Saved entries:
-----
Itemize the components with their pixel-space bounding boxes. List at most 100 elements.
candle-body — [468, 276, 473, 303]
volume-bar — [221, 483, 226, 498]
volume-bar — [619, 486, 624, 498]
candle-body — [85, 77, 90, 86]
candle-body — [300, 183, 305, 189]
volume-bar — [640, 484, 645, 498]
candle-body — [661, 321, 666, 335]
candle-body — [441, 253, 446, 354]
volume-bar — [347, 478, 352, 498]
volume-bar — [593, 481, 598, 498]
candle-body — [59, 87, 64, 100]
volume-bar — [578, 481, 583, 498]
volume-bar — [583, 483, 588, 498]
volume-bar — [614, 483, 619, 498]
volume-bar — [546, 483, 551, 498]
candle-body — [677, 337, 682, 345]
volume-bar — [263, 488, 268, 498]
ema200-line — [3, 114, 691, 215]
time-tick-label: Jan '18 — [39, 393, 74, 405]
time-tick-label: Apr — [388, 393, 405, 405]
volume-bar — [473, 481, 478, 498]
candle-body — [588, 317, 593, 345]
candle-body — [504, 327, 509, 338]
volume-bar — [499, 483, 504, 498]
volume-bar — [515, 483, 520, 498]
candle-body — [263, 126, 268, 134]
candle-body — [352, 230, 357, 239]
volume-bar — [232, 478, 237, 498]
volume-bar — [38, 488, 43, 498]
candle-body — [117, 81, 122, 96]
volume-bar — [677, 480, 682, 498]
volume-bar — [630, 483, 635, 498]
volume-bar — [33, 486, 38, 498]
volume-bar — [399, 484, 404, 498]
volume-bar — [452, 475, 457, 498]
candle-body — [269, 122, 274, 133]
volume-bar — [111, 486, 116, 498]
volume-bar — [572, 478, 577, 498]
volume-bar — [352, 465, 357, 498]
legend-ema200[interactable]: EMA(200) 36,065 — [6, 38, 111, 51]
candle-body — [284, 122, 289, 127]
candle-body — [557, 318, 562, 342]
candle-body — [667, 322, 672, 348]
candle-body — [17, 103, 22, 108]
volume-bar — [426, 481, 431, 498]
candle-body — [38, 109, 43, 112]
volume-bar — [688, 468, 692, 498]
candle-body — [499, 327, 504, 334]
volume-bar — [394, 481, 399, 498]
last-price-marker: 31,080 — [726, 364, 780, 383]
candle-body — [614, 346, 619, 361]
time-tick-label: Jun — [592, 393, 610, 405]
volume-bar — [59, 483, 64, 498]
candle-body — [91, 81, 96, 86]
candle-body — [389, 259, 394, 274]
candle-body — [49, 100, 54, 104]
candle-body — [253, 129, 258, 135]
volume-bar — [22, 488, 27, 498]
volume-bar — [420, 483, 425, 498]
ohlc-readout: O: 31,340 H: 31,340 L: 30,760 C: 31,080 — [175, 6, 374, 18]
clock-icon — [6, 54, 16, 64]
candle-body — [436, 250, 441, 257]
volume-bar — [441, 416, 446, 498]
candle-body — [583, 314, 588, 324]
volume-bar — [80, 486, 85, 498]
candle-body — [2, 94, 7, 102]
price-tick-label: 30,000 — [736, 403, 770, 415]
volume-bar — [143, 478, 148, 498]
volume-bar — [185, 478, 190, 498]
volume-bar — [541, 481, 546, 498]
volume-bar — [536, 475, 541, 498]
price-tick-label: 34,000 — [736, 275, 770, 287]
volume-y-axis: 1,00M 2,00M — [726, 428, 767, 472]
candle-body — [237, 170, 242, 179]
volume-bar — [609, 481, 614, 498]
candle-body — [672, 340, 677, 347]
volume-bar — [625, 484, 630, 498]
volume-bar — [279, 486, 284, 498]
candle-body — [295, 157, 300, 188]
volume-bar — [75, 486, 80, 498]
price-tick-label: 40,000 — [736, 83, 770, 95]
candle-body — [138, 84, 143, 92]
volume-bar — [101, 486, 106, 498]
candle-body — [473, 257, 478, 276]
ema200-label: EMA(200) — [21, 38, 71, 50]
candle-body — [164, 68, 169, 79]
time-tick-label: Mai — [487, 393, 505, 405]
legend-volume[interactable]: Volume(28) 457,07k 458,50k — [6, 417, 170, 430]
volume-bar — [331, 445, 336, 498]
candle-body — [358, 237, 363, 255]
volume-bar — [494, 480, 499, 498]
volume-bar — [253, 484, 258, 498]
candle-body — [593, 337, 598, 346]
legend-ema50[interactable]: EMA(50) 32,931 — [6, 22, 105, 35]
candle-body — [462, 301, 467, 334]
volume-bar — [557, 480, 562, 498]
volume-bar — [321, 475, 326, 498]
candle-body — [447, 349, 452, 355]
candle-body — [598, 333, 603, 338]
-----
Aim ▸
Please render every line of the records above as a JSON list of strings, one string per line, leaving out blank lines.

Answer below ▸
[
  "Itemize the components with their pixel-space bounding boxes. List at most 100 elements.",
  "candle-body — [468, 276, 473, 303]",
  "volume-bar — [221, 483, 226, 498]",
  "volume-bar — [619, 486, 624, 498]",
  "candle-body — [85, 77, 90, 86]",
  "candle-body — [300, 183, 305, 189]",
  "volume-bar — [640, 484, 645, 498]",
  "candle-body — [661, 321, 666, 335]",
  "candle-body — [441, 253, 446, 354]",
  "volume-bar — [347, 478, 352, 498]",
  "volume-bar — [593, 481, 598, 498]",
  "candle-body — [59, 87, 64, 100]",
  "volume-bar — [578, 481, 583, 498]",
  "volume-bar — [583, 483, 588, 498]",
  "volume-bar — [614, 483, 619, 498]",
  "volume-bar — [546, 483, 551, 498]",
  "candle-body — [677, 337, 682, 345]",
  "volume-bar — [263, 488, 268, 498]",
  "ema200-line — [3, 114, 691, 215]",
  "time-tick-label: Jan '18 — [39, 393, 74, 405]",
  "time-tick-label: Apr — [388, 393, 405, 405]",
  "volume-bar — [473, 481, 478, 498]",
  "candle-body — [588, 317, 593, 345]",
  "candle-body — [504, 327, 509, 338]",
  "volume-bar — [499, 483, 504, 498]",
  "volume-bar — [515, 483, 520, 498]",
  "candle-body — [263, 126, 268, 134]",
  "candle-body — [352, 230, 357, 239]",
  "volume-bar — [232, 478, 237, 498]",
  "volume-bar — [38, 488, 43, 498]",
  "candle-body — [117, 81, 122, 96]",
  "volume-bar — [677, 480, 682, 498]",
  "volume-bar — [630, 483, 635, 498]",
  "volume-bar — [33, 486, 38, 498]",
  "volume-bar — [399, 484, 404, 498]",
  "volume-bar — [452, 475, 457, 498]",
  "candle-body — [269, 122, 274, 133]",
  "volume-bar — [111, 486, 116, 498]",
  "volume-bar — [572, 478, 577, 498]",
  "volume-bar — [352, 465, 357, 498]",
  "legend-ema200[interactable]: EMA(200) 36,065 — [6, 38, 111, 51]",
  "candle-body — [284, 122, 289, 127]",
  "candle-body — [557, 318, 562, 342]",
  "candle-body — [667, 322, 672, 348]",
  "candle-body — [17, 103, 22, 108]",
  "volume-bar — [426, 481, 431, 498]",
  "candle-body — [38, 109, 43, 112]",
  "volume-bar — [688, 468, 692, 498]",
  "candle-body — [499, 327, 504, 334]",
  "volume-bar — [394, 481, 399, 498]",
  "last-price-marker: 31,080 — [726, 364, 780, 383]",
  "candle-body — [614, 346, 619, 361]",
  "time-tick-label: Jun — [592, 393, 610, 405]",
  "volume-bar — [59, 483, 64, 498]",
  "candle-body — [91, 81, 96, 86]",
  "candle-body — [389, 259, 394, 274]",
  "candle-body — [49, 100, 54, 104]",
  "candle-body — [253, 129, 258, 135]",
  "volume-bar — [22, 488, 27, 498]",
  "volume-bar — [420, 483, 425, 498]",
  "ohlc-readout: O: 31,340 H: 31,340 L: 30,760 C: 31,080 — [175, 6, 374, 18]",
  "clock-icon — [6, 54, 16, 64]",
  "candle-body — [436, 250, 441, 257]",
  "volume-bar — [441, 416, 446, 498]",
  "candle-body — [583, 314, 588, 324]",
  "volume-bar — [80, 486, 85, 498]",
  "candle-body — [2, 94, 7, 102]",
  "price-tick-label: 30,000 — [736, 403, 770, 415]",
  "volume-bar — [143, 478, 148, 498]",
  "volume-bar — [185, 478, 190, 498]",
  "volume-bar — [541, 481, 546, 498]",
  "volume-bar — [536, 475, 541, 498]",
  "price-tick-label: 34,000 — [736, 275, 770, 287]",
  "volume-y-axis: 1,00M 2,00M — [726, 428, 767, 472]",
  "candle-body — [237, 170, 242, 179]",
  "volume-bar — [609, 481, 614, 498]",
  "candle-body — [672, 340, 677, 347]",
  "volume-bar — [625, 484, 630, 498]",
  "volume-bar — [279, 486, 284, 498]",
  "candle-body — [295, 157, 300, 188]",
  "volume-bar — [75, 486, 80, 498]",
  "price-tick-label: 40,000 — [736, 83, 770, 95]",
  "candle-body — [138, 84, 143, 92]",
  "volume-bar — [101, 486, 106, 498]",
  "candle-body — [473, 257, 478, 276]",
  "ema200-label: EMA(200) — [21, 38, 71, 50]",
  "candle-body — [164, 68, 169, 79]",
  "time-tick-label: Mai — [487, 393, 505, 405]",
  "legend-volume[interactable]: Volume(28) 457,07k 458,50k — [6, 417, 170, 430]",
  "volume-bar — [331, 445, 336, 498]",
  "candle-body — [358, 237, 363, 255]",
  "volume-bar — [494, 480, 499, 498]",
  "volume-bar — [253, 484, 258, 498]",
  "candle-body — [593, 337, 598, 346]",
  "legend-ema50[interactable]: EMA(50) 32,931 — [6, 22, 105, 35]",
  "candle-body — [462, 301, 467, 334]",
  "volume-bar — [557, 480, 562, 498]",
  "volume-bar — [321, 475, 326, 498]",
  "candle-body — [447, 349, 452, 355]",
  "candle-body — [598, 333, 603, 338]"
]